**Stated exercise**.
Print the lines in the records below from the line with "- colorbar: 0.00" up to and including the line with "- x-tick-label: 5.0: [499, 1444, 559, 1488]", unchanged.

**Dataset extract**.
******

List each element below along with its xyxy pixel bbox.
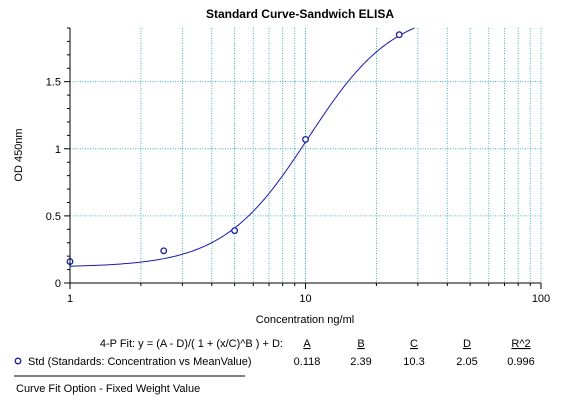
param-value-r2: 0.996 [507, 356, 535, 368]
legend-row-label: Std (Standards: Concentration vs MeanVal… [28, 356, 252, 368]
param-value-b: 2.39 [350, 356, 371, 368]
axes [64, 27, 542, 289]
param-header-a: A [303, 338, 311, 350]
curve-fit-option-note: Curve Fit Option - Fixed Weight Value [16, 383, 200, 395]
fit-curve [69, 27, 415, 267]
y-axis-label: OD 450nm [13, 128, 25, 181]
x-tick-label: 1 [67, 293, 73, 305]
param-header-c: C [410, 338, 418, 350]
param-header-r2: R^2 [511, 338, 530, 350]
y-tick-label: 1.5 [46, 77, 61, 89]
y-tick-label: 1 [55, 144, 61, 156]
y-tick-label: 0 [55, 278, 61, 290]
fit-equation: 4-P Fit: y = (A - D)/( 1 + (x/C)^B ) + D… [100, 338, 283, 350]
x-tick-label: 10 [299, 293, 311, 305]
data-point [160, 247, 168, 255]
param-value-a: 0.118 [294, 356, 321, 368]
x-axis-label: Concentration ng/ml [256, 314, 354, 326]
data-point [395, 31, 403, 39]
param-value-c: 10.3 [403, 356, 424, 368]
param-header-d: D [463, 338, 471, 350]
data-point [302, 135, 309, 143]
x-tick-label: 100 [532, 293, 550, 305]
y-tick-label: 0.5 [46, 211, 61, 223]
data-point [231, 227, 239, 235]
fit-results-table: 4-P Fit: y = (A - D)/( 1 + (x/C)^B ) + D… [14, 338, 535, 368]
param-value-d: 2.05 [456, 356, 477, 368]
chart-title: Standard Curve-Sandwich ELISA [206, 7, 394, 21]
param-header-b: B [357, 338, 364, 350]
legend-marker [14, 357, 22, 365]
tick-labels: 1 10 100 0 0.5 1 1.5 [46, 77, 550, 305]
fit-curve-layer [69, 27, 415, 267]
grid [70, 28, 542, 283]
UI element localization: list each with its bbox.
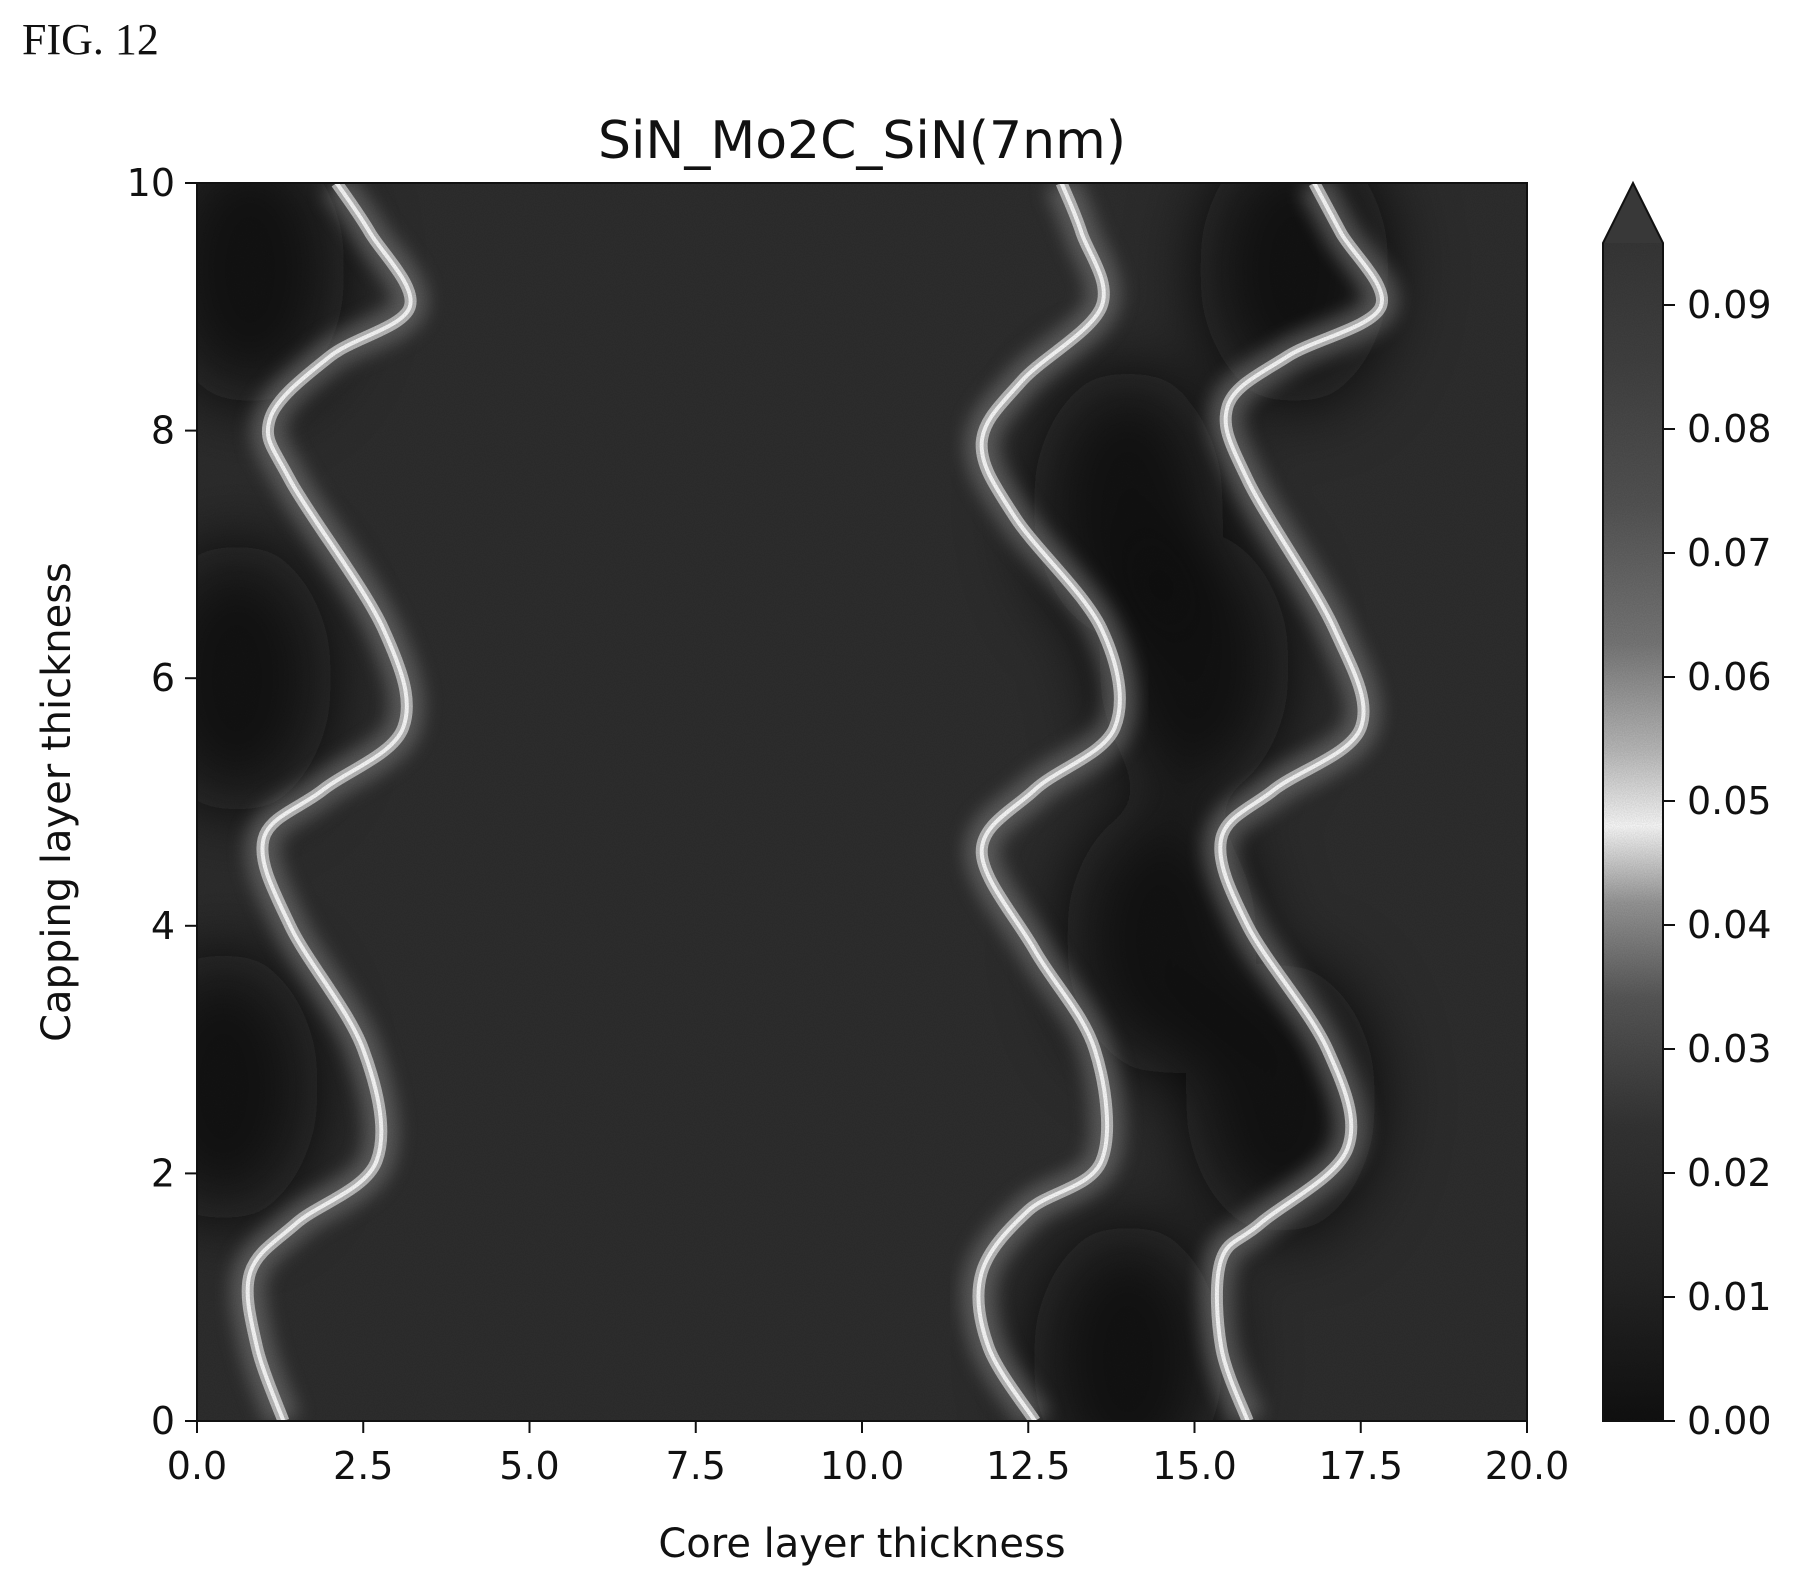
- colorbar: 0.00 0.01 0.02 0.03 0.04 0.05 0.06 0.07 0.08 0.09: [1602, 180, 1772, 1443]
- y-axis-label: Capping layer thickness: [34, 562, 80, 1042]
- y-tick-label: 0: [151, 1399, 175, 1443]
- x-tick-label: 10.0: [820, 1444, 905, 1488]
- colorbar-tick-label: 0.01: [1687, 1275, 1772, 1319]
- colorbar-tick-label: 0.02: [1687, 1151, 1772, 1195]
- colorbar-tick-label: 0.07: [1687, 531, 1772, 575]
- colorbar-frame: [1602, 180, 1664, 1422]
- colorbar-tick-label: 0.08: [1687, 407, 1772, 451]
- figure-label: FIG. 12: [22, 15, 159, 64]
- x-tick-label: 5.0: [499, 1444, 559, 1488]
- colorbar-tick-label: 0.04: [1687, 903, 1772, 947]
- x-tick-label: 15.0: [1152, 1444, 1237, 1488]
- x-tick-label: 0.0: [167, 1444, 227, 1488]
- colorbar-tick-label: 0.03: [1687, 1027, 1772, 1071]
- y-tick-label: 2: [151, 1151, 175, 1195]
- colorbar-tick-label: 0.05: [1687, 779, 1772, 823]
- x-axis-ticks: 0.0 2.5 5.0 7.5 10.0 12.5 15.0 17.5 20.0: [167, 1421, 1570, 1488]
- x-tick-label: 17.5: [1318, 1444, 1403, 1488]
- x-tick-label: 20.0: [1485, 1444, 1570, 1488]
- x-tick-label: 7.5: [666, 1444, 726, 1488]
- colorbar-tick-label: 0.09: [1687, 283, 1772, 327]
- y-tick-label: 4: [151, 904, 175, 948]
- y-tick-label: 8: [151, 409, 175, 453]
- colorbar-noise: [1603, 243, 1663, 1421]
- chart-title: SiN_Mo2C_SiN(7nm): [598, 111, 1126, 171]
- x-axis-label: Core layer thickness: [658, 1521, 1065, 1567]
- colorbar-tick-label: 0.00: [1687, 1399, 1772, 1443]
- colorbar-tick-label: 0.06: [1687, 655, 1772, 699]
- y-axis-ticks: 0 2 4 6 8 10: [127, 161, 197, 1443]
- colorbar-extend-arrow: [1603, 183, 1663, 243]
- x-tick-label: 12.5: [986, 1444, 1071, 1488]
- plot-area: [196, 182, 1528, 1422]
- y-tick-label: 10: [127, 161, 175, 205]
- x-tick-label: 2.5: [333, 1444, 393, 1488]
- y-tick-label: 6: [151, 656, 175, 700]
- colorbar-ticks: 0.00 0.01 0.02 0.03 0.04 0.05 0.06 0.07 0.08 0.09: [1663, 283, 1772, 1443]
- noise-texture: [197, 183, 1527, 1421]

******

**Full solution**.
- colorbar: 0.00 0.01 0.02 0.03 0.04 0.05 0.06 0.07 0.08 0.09: [1602, 180, 1772, 1443]
- y-axis-label: Capping layer thickness: [34, 562, 80, 1042]
- y-tick-label: 0: [151, 1399, 175, 1443]
- x-tick-label: 10.0: [820, 1444, 905, 1488]
- colorbar-tick-label: 0.01: [1687, 1275, 1772, 1319]
- colorbar-tick-label: 0.02: [1687, 1151, 1772, 1195]
- colorbar-tick-label: 0.07: [1687, 531, 1772, 575]
- colorbar-frame: [1602, 180, 1664, 1422]
- colorbar-tick-label: 0.08: [1687, 407, 1772, 451]
- figure-label: FIG. 12: [22, 15, 159, 64]
- x-tick-label: 5.0: [499, 1444, 559, 1488]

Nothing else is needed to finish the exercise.